Douze ou treize avant de retrouver ses pages comme on recroiserait par hasard ce premier amour qu'on n'a jamais totalement oublié. On le croiserait et on dirait "et si on allait boire un verre ?" la voix un peu tremblante. Juste comme ça, pour parler des souvenirs et du présent. 
J'ai rouvert Lambeaux. Et l'évidence s'est rappelée à moi. Le cœur s'est de nouveau emballé. Les picotements de l'âme, retrouvés. 

J'ignorais pourquoi il m'avait tant marqué, je n'avais pas un jour été orpheline ni même adoptée. Mais Lambeaux est bien plus qu'un hommage à une mère qu'il n'a connu que trois mois, et l'amour d'une autre. Ce livre est la construction de soi à travers les lambeaux de transmission. Celle d'une mère qu'il n'a pas connue, internée lorsqu'il avait trois mois puis morte de faim dans cet hôpital psychiatrique à l'orée de la seconde guerre mondiale. Une mère paysanne s'évadant dans la lecture de la Bible, seul livre qu'elle possédait. Torturée de ne pas vivre une vie de liberté, de mots. Travailleuse, courageuse. Née dans un milieu inadapté à ses rêves. Une jeune femme qui rencontra furtivement l'amour, avant de le perdre de la tuberculose. Une mort dont elle ne se remettra jamais totalement. Une femme puis une mère de quatre enfants, qu'elle aura aimés, choyés du mieux possible. Avant que les forces ne l'abandonnent. Juliet raconte, imagine peut-être, la beauté de cette mère habitée par ses démons intérieurs. Il libère l'absente, la morte. Son hypersensibilité douloureuse. Pour se connaître, pour réussir un jour à vivre avec le poids d'une culpabilité infondée « Pardonne, ô mère, à l'enfant qui t'a poussée dans la tombe. » Il évoque ces inconnus, père biologique, frères et sœurs. Avant de libérer sa propre histoire. Celle de l'enfant qui apprit tard qu'il était adopté. Celle d'un enfant en proie lui aussi à des démons dont il ignore la provenance, lui qui a été aimé sans concession, lui à qui ses parents (adoptifs) ont donné une éducation. Enfant de troupe, sportif mais en retrait, amant clandestin. Un adolescent puis un homme dont les mots se bousculent au-dedans. Dans le cœur, dans la chair. Poursuivant, ignorant, cette voie qui lui était impossible à elle mais qui lui fut donnée, à lui, son fils. Comme un héritage.
= = = = = = =
*CONSIGNE 1:* Extrayez du texte sur Lambeaux le passage compris entre « Douze ou treize » et « et du présent. », bornes incluses.
*CONSIGNE 2:* D'après le texte sur Lambeaux, de quoi la mère est-elle morte dans l'hôpital psychiatrique ?

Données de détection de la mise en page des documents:
= = = = = = =
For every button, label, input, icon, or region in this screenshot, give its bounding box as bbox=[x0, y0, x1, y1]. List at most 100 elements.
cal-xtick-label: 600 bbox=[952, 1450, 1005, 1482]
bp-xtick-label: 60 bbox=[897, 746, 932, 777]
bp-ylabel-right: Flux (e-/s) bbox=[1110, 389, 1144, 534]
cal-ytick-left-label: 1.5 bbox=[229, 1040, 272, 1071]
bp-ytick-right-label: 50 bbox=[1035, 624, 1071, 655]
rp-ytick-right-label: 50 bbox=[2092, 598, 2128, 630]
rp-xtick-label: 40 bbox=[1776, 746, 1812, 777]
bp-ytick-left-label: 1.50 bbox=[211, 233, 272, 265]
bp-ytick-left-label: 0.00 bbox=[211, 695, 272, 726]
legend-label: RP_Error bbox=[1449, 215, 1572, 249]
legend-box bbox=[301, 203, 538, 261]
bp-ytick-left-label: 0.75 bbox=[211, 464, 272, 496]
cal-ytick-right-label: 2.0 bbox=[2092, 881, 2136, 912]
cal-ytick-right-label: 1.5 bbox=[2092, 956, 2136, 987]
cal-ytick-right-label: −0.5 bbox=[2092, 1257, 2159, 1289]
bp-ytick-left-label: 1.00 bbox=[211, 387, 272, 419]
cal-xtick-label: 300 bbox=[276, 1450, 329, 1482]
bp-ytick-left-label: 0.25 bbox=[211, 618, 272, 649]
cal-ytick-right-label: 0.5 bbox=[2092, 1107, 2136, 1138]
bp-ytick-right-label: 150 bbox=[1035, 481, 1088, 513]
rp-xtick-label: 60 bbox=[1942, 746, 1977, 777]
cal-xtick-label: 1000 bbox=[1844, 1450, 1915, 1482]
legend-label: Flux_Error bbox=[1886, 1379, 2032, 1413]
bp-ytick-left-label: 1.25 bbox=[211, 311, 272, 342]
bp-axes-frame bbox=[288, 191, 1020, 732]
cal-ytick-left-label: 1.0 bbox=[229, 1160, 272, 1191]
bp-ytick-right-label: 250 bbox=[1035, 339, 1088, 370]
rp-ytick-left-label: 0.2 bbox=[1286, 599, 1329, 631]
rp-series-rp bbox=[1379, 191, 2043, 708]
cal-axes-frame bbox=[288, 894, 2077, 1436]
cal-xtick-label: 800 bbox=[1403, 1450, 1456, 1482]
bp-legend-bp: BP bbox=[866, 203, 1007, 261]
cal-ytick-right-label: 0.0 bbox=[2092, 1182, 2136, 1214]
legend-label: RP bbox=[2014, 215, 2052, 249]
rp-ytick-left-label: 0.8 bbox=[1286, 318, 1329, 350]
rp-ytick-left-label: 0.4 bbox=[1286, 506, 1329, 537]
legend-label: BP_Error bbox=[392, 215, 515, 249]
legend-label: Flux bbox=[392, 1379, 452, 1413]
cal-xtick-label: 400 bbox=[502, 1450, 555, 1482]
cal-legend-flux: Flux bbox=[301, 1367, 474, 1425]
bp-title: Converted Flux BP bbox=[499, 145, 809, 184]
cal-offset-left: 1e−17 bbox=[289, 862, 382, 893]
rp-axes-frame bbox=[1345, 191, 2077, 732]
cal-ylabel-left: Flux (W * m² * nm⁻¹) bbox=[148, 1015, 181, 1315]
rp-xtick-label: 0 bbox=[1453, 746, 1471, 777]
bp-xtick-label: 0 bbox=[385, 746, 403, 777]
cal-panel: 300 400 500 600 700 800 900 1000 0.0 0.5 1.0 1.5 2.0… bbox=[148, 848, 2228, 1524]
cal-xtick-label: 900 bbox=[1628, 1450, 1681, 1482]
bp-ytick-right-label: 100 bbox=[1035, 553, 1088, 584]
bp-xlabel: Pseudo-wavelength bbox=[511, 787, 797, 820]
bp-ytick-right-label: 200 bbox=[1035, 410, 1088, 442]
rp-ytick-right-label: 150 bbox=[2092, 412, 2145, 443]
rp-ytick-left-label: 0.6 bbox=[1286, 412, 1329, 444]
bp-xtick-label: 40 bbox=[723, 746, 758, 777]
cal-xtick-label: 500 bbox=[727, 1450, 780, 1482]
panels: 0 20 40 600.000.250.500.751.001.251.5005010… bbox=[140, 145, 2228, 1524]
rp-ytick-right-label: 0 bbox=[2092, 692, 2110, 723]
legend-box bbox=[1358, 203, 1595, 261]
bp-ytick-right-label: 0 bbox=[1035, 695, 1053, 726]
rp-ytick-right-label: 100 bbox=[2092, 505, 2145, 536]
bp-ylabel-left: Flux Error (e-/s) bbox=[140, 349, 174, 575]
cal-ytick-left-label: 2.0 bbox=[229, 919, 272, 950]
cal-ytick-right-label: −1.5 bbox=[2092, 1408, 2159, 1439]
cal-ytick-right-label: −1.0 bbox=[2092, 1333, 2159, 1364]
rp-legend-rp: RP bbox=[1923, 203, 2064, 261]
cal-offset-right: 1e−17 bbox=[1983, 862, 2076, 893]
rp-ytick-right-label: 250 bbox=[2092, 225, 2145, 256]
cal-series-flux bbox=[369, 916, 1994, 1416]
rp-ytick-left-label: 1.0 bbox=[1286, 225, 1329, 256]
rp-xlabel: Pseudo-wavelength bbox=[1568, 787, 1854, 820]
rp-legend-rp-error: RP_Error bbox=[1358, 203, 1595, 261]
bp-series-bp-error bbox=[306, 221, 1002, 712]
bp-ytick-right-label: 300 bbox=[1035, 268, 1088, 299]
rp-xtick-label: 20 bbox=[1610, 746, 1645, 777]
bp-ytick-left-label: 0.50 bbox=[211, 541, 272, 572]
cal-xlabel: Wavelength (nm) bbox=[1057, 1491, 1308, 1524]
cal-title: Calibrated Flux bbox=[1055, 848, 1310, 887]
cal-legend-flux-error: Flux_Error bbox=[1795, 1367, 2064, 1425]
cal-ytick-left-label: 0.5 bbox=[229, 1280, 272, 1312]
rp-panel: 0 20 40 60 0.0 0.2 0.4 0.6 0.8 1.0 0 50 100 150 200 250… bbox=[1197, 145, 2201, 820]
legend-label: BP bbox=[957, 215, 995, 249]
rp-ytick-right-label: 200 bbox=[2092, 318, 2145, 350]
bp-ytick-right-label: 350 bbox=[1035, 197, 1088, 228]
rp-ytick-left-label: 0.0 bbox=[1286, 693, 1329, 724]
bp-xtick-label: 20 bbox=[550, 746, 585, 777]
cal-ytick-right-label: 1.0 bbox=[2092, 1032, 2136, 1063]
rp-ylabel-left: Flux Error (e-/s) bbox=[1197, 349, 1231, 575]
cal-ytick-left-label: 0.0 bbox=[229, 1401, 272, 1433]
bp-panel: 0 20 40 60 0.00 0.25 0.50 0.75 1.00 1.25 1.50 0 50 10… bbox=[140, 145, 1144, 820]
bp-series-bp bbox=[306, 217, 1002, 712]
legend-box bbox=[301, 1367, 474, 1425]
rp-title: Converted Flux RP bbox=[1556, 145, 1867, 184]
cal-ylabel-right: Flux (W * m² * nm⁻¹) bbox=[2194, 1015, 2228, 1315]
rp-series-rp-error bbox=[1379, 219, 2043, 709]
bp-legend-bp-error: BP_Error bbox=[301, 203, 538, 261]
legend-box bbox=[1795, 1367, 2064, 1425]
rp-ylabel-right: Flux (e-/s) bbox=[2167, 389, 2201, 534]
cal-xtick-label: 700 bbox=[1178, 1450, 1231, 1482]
= = = = = = =
*RÉPONSE 1:*
Douze ou treize avant de retrouver ses pages comme on recroiserait par hasard ce premier amour qu'on n'a jamais totalement oublié. On le croiserait et on dirait "et si on allait boire un verre ?" la voix un peu tremblante. Juste comme ça, pour parler des souvenirs et du présent.

*RÉPONSE 2:* Elle est morte de faim.